## [Task goal]
Repeat all the records exactly, omitting pictures.

>> BEGIN Records shown

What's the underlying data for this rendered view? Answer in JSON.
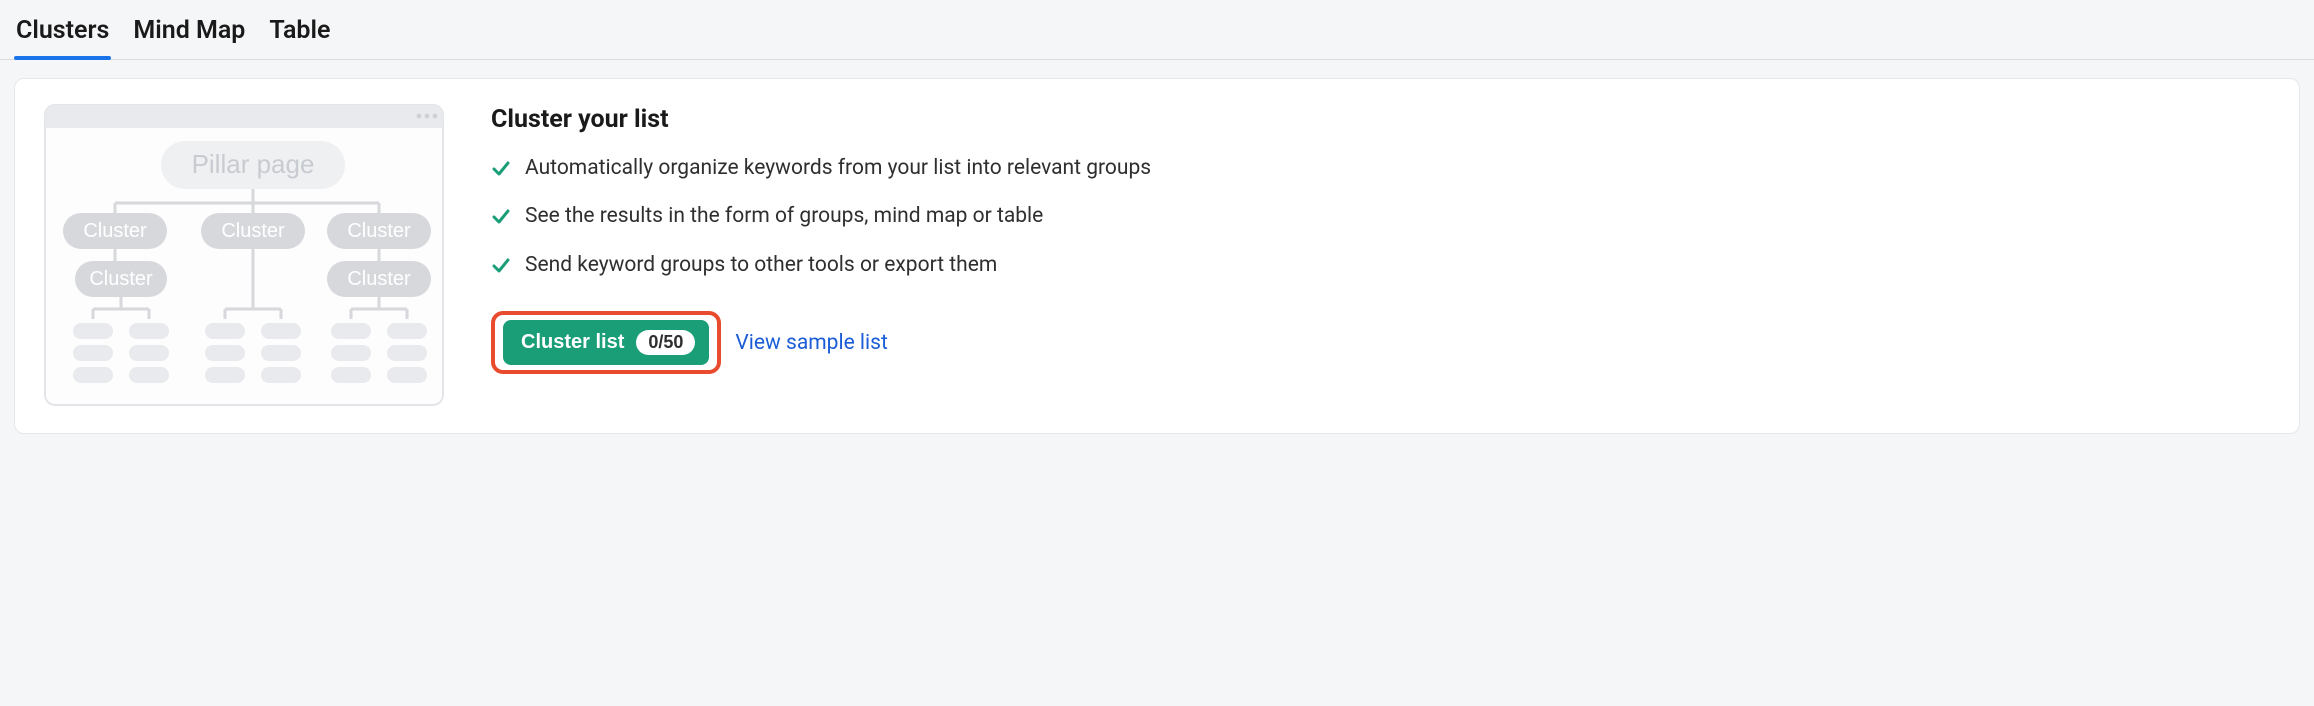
{
  "tabs": {
    "clusters": "Clusters",
    "mind_map": "Mind Map",
    "table": "Table"
  },
  "main": {
    "title": "Cluster your list",
    "features": {
      "f1": "Automatically organize keywords from your list into relevant groups",
      "f2": "See the results in the form of groups, mind map or table",
      "f3": "Send keyword groups to other tools or export them"
    },
    "cluster_button": {
      "label": "Cluster list",
      "counter": "0/50"
    },
    "sample_link": "View sample list"
  },
  "illustration": {
    "pillar_label": "Pillar page",
    "node_label": "Cluster"
  }
}
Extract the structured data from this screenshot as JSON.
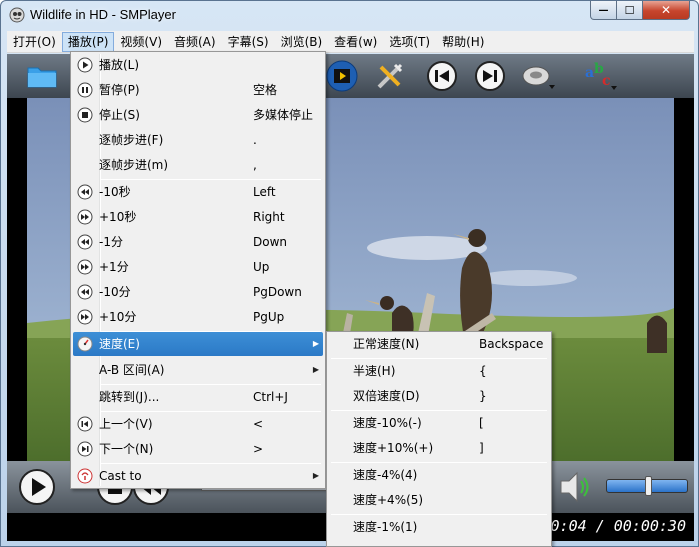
{
  "window": {
    "title": "Wildlife in HD - SMPlayer",
    "minimize_glyph": "—",
    "maximize_glyph": "☐",
    "close_glyph": "✕"
  },
  "menubar": {
    "items": [
      {
        "label": "打开(O)"
      },
      {
        "label": "播放(P)"
      },
      {
        "label": "视频(V)"
      },
      {
        "label": "音频(A)"
      },
      {
        "label": "字幕(S)"
      },
      {
        "label": "浏览(B)"
      },
      {
        "label": "查看(w)"
      },
      {
        "label": "选项(T)"
      },
      {
        "label": "帮助(H)"
      }
    ]
  },
  "toolbar": {
    "icons": [
      "open-folder-icon",
      "video-clip-icon",
      "tools-icon",
      "previous-icon",
      "next-icon",
      "audio-icon",
      "subtitle-icon"
    ]
  },
  "play_menu": {
    "items": [
      {
        "label": "播放(L)",
        "shortcut": "",
        "icon": "play-icon"
      },
      {
        "label": "暂停(P)",
        "shortcut": "空格",
        "icon": "pause-icon"
      },
      {
        "label": "停止(S)",
        "shortcut": "多媒体停止",
        "icon": "stop-icon"
      },
      {
        "label": "逐帧步进(F)",
        "shortcut": ".",
        "icon": ""
      },
      {
        "label": "逐帧步进(m)",
        "shortcut": ",",
        "icon": ""
      },
      {
        "label": "-10秒",
        "shortcut": "Left",
        "icon": "rewind-icon"
      },
      {
        "label": "+10秒",
        "shortcut": "Right",
        "icon": "forward-icon"
      },
      {
        "label": "-1分",
        "shortcut": "Down",
        "icon": "rewind-icon"
      },
      {
        "label": "+1分",
        "shortcut": "Up",
        "icon": "forward-icon"
      },
      {
        "label": "-10分",
        "shortcut": "PgDown",
        "icon": "rewind-icon"
      },
      {
        "label": "+10分",
        "shortcut": "PgUp",
        "icon": "forward-icon"
      },
      {
        "label": "速度(E)",
        "shortcut": "",
        "icon": "speed-icon",
        "submenu": true
      },
      {
        "label": "A-B 区间(A)",
        "shortcut": "",
        "icon": "",
        "submenu": true
      },
      {
        "label": "跳转到(J)...",
        "shortcut": "Ctrl+J",
        "icon": ""
      },
      {
        "label": "上一个(V)",
        "shortcut": "<",
        "icon": "previous-icon"
      },
      {
        "label": "下一个(N)",
        "shortcut": ">",
        "icon": "next-icon"
      },
      {
        "label": "Cast to",
        "shortcut": "",
        "icon": "cast-icon",
        "submenu": true
      }
    ]
  },
  "speed_menu": {
    "items": [
      {
        "label": "正常速度(N)",
        "shortcut": "Backspace"
      },
      {
        "label": "半速(H)",
        "shortcut": "{"
      },
      {
        "label": "双倍速度(D)",
        "shortcut": "}"
      },
      {
        "label": "速度-10%(-)",
        "shortcut": "["
      },
      {
        "label": "速度+10%(+)",
        "shortcut": "]"
      },
      {
        "label": "速度-4%(4)",
        "shortcut": ""
      },
      {
        "label": "速度+4%(5)",
        "shortcut": ""
      },
      {
        "label": "速度-1%(1)",
        "shortcut": ""
      }
    ]
  },
  "status": {
    "time": "00:00:04 / 00:00:30"
  },
  "colors": {
    "highlight": "#2b79c6",
    "toolbar": "#4b535b"
  }
}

>> END Records shown

## [Full solution]
What's the underlying data for this rendered view? Answer in JSON.
{
  "tabs": {
    "clusters": "Clusters",
    "mind_map": "Mind Map",
    "table": "Table"
  },
  "main": {
    "title": "Cluster your list",
    "features": {
      "f1": "Automatically organize keywords from your list into relevant groups",
      "f2": "See the results in the form of groups, mind map or table",
      "f3": "Send keyword groups to other tools or export them"
    },
    "cluster_button": {
      "label": "Cluster list",
      "counter": "0/50"
    },
    "sample_link": "View sample list"
  },
  "illustration": {
    "pillar_label": "Pillar page",
    "node_label": "Cluster"
  }
}
Extract the structured data from this screenshot as JSON.
{
  "window": {
    "title": "Wildlife in HD - SMPlayer",
    "minimize_glyph": "—",
    "maximize_glyph": "☐",
    "close_glyph": "✕"
  },
  "menubar": {
    "items": [
      {
        "label": "打开(O)"
      },
      {
        "label": "播放(P)"
      },
      {
        "label": "视频(V)"
      },
      {
        "label": "音频(A)"
      },
      {
        "label": "字幕(S)"
      },
      {
        "label": "浏览(B)"
      },
      {
        "label": "查看(w)"
      },
      {
        "label": "选项(T)"
      },
      {
        "label": "帮助(H)"
      }
    ]
  },
  "toolbar": {
    "icons": [
      "open-folder-icon",
      "video-clip-icon",
      "tools-icon",
      "previous-icon",
      "next-icon",
      "audio-icon",
      "subtitle-icon"
    ]
  },
  "play_menu": {
    "items": [
      {
        "label": "播放(L)",
        "shortcut": "",
        "icon": "play-icon"
      },
      {
        "label": "暂停(P)",
        "shortcut": "空格",
        "icon": "pause-icon"
      },
      {
        "label": "停止(S)",
        "shortcut": "多媒体停止",
        "icon": "stop-icon"
      },
      {
        "label": "逐帧步进(F)",
        "shortcut": ".",
        "icon": ""
      },
      {
        "label": "逐帧步进(m)",
        "shortcut": ",",
        "icon": ""
      },
      {
        "label": "-10秒",
        "shortcut": "Left",
        "icon": "rewind-icon"
      },
      {
        "label": "+10秒",
        "shortcut": "Right",
        "icon": "forward-icon"
      },
      {
        "label": "-1分",
        "shortcut": "Down",
        "icon": "rewind-icon"
      },
      {
        "label": "+1分",
        "shortcut": "Up",
        "icon": "forward-icon"
      },
      {
        "label": "-10分",
        "shortcut": "PgDown",
        "icon": "rewind-icon"
      },
      {
        "label": "+10分",
        "shortcut": "PgUp",
        "icon": "forward-icon"
      },
      {
        "label": "速度(E)",
        "shortcut": "",
        "icon": "speed-icon",
        "submenu": true
      },
      {
        "label": "A-B 区间(A)",
        "shortcut": "",
        "icon": "",
        "submenu": true
      },
      {
        "label": "跳转到(J)...",
        "shortcut": "Ctrl+J",
        "icon": ""
      },
      {
        "label": "上一个(V)",
        "shortcut": "<",
        "icon": "previous-icon"
      },
      {
        "label": "下一个(N)",
        "shortcut": ">",
        "icon": "next-icon"
      },
      {
        "label": "Cast to",
        "shortcut": "",
        "icon": "cast-icon",
        "submenu": true
      }
    ]
  },
  "speed_menu": {
    "items": [
      {
        "label": "正常速度(N)",
        "shortcut": "Backspace"
      },
      {
        "label": "半速(H)",
        "shortcut": "{"
      },
      {
        "label": "双倍速度(D)",
        "shortcut": "}"
      },
      {
        "label": "速度-10%(-)",
        "shortcut": "["
      },
      {
        "label": "速度+10%(+)",
        "shortcut": "]"
      },
      {
        "label": "速度-4%(4)",
        "shortcut": ""
      },
      {
        "label": "速度+4%(5)",
        "shortcut": ""
      },
      {
        "label": "速度-1%(1)",
        "shortcut": ""
      }
    ]
  },
  "status": {
    "time": "00:00:04 / 00:00:30"
  },
  "colors": {
    "highlight": "#2b79c6",
    "toolbar": "#4b535b"
  }
}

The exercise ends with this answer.